# [Exercise goal]
Locate the lines of the listing below that hold "大相径庭", then copy each of them.

# [Input records]
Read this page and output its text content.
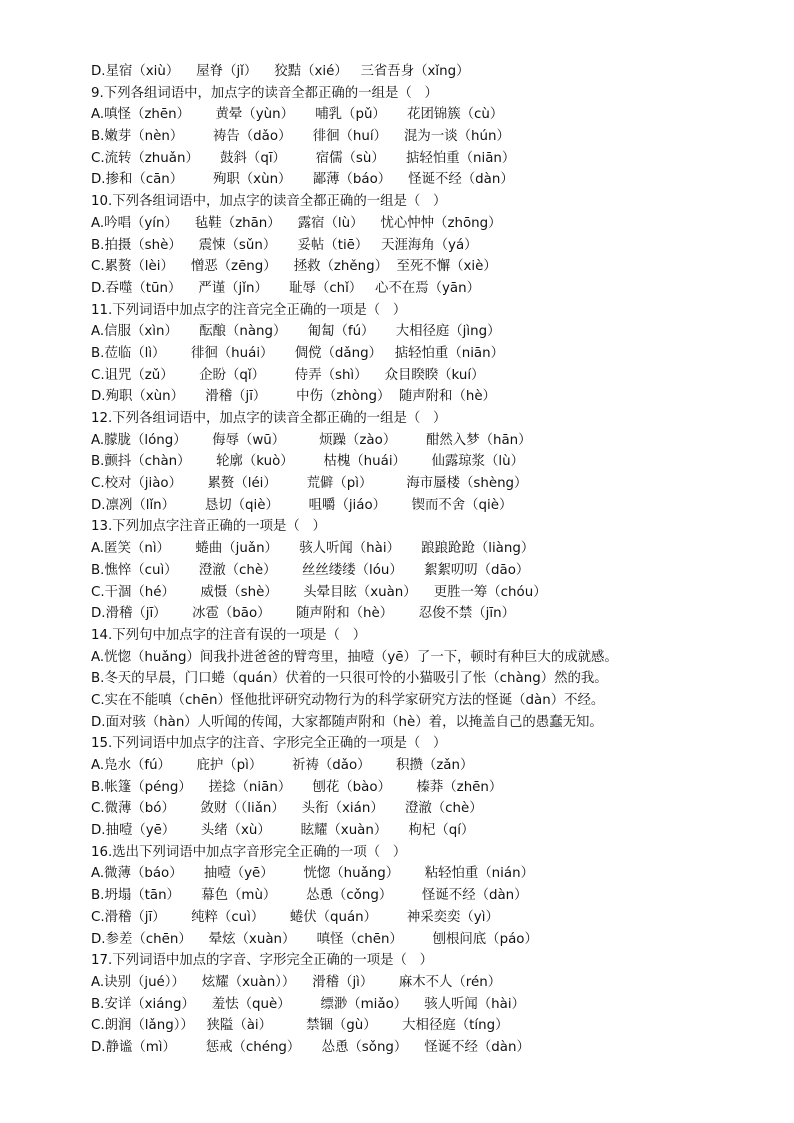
D.星宿（xiù）    屋脊（jǐ）    狡黠（xié）   三省吾身（xǐng）
9.下列各组词语中，加点字的读音全都正确的一组是（   ）
A.嗔怪（zhēn）      黄晕（yùn）     哺乳（pǔ）     花团锦簇（cù）
B.嫩芽（nèn）       祷告（dǎo）     徘徊（huí）    混为一谈（hún）
C.流转（zhuǎn）     鼓斜（qī）       宿儒（sù）     掂轻怕重（niān）
D.掺和（cān）       殉职（xùn）     鄙薄（báo）    怪诞不经（dàn）
10.下列各组词语中，加点字的读音全都正确的一组是（   ）
A.吟唱（yín）    毡鞋（zhān）    露宿（lù）    忧心忡忡（zhōng）
B.拍摄（shè）    震悚（sǔn）     妥帖（tiē）   天涯海角（yá）
C.累赘（lèi）    憎恶（zēng）    拯救（zhěng）  至死不懈（xiè）
D.吞噬（tūn）    严谨（jǐn）     耻辱（chǐ）   心不在焉（yān）
11.下列词语中加点字的注音完全正确的一项是（   ）
A.信服（xìn）     酝酿（nàng）     匍匐（fú）     大相径庭（jìng）
B.莅临（lì）      徘徊（huái）     倜傥（dǎng）   掂轻怕重（niān）
C.诅咒（zǔ）      企盼（qǐ）       侍弄（shì）    众目睽睽（kuí）
D.殉职（xùn）     滑稽（jī）       中伤（zhòng）  随声附和（hè）
12.下列各组词语中，加点字的读音全都正确的一组是（   ）
A.朦胧（lóng）      侮辱（wū）        烦躁（zào）       酣然入梦（hān）
B.颤抖（chàn）      轮廓（kuò）       枯槐（huái）      仙露琼浆（lù）
C.校对（jiào）      累赘（léi）       荒僻（pì）        海市蜃楼（shèng）
D.凛冽（lǐn）       恳切（qiè）       咀嚼（jiáo）      锲而不舍（qiè）
13.下列加点字注音正确的一项是（   ）
A.匿笑（nì）      蜷曲（juǎn）     骇人听闻（hài）     踉踉跄跄（liàng）
B.憔悴（cuì）     澄澈（chè）      丝丝缕缕（lóu）     絮絮叨叨（dāo）
C.干涸（hé）      威慑（shè）      头晕目眩（xuàn）    更胜一筹（chóu）
D.滑稽（jī）      冰雹（bāo）      随声附和（hè）      忍俊不禁（jīn）
14.下列句中加点字的注音有误的一项是（   ）
A.恍惚（huǎng）间我扑进爸爸的臂弯里，抽噎（yē）了一下，顿时有种巨大的成就感。
B.冬天的早晨，门口蜷（quán）伏着的一只很可怜的小猫吸引了怅（chàng）然的我。
C.实在不能嗔（chēn）怪他批评研究动物行为的科学家研究方法的怪诞（dàn）不经。
D.面对骇（hàn）人听闻的传闻，大家都随声附和（hè）着，以掩盖自己的愚蠢无知。
15.下列词语中加点字的注音、字形完全正确的一项是（   ）
A.凫水（fú）      庇护（pì）       祈祷（dǎo）      积攒（zǎn）
B.帐篷（péng）    搓捻（niān）     刨花（bào）      榛莽（zhēn）
C.微薄（bó）      敛财（（liǎn）    头衔（xián）     澄澈（chè）
D.抽噎（yē）      头绪（xù）       眩耀（xuàn）     枸杞（qí）
16.选出下列词语中加点字音形完全正确的一项（   ）
A.微薄（báo）     抽噎（yē）       恍惚（huǎng）      粘轻怕重（nián）
B.坍塌（tān）     幕色（mù）       怂恿（cǒng）       怪诞不经（dàn）
C.滑稽（jī）      纯粹（cuì）      蜷伏（quán）       神采奕奕（yì）
D.参差（chēn）    晕炫（xuàn）     嗔怪（chēn）       刨根问底（páo）
17.下列词语中加点的字音、字形完全正确的一项是（   ）
A.诀别（jué））    炫耀（xuàn））    滑稽（jì）      麻木不人（rén）
B.安详（xiáng）    羞怯（què）       缥渺（miǎo）    骇人听闻（hài）
C.朗润（lǎng））   狭隘（ài）        禁锢（gù）      大相径庭（tíng）
D.静谧（mì）       惩戒（chéng）     怂恿（sǒng）    怪诞不经（dàn）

# [Reply to the task]
A.信服（xìn）     酝酿（nàng）     匍匐（fú）     大相径庭（jìng）
C.朗润（lǎng））   狭隘（ài）        禁锢（gù）      大相径庭（tíng）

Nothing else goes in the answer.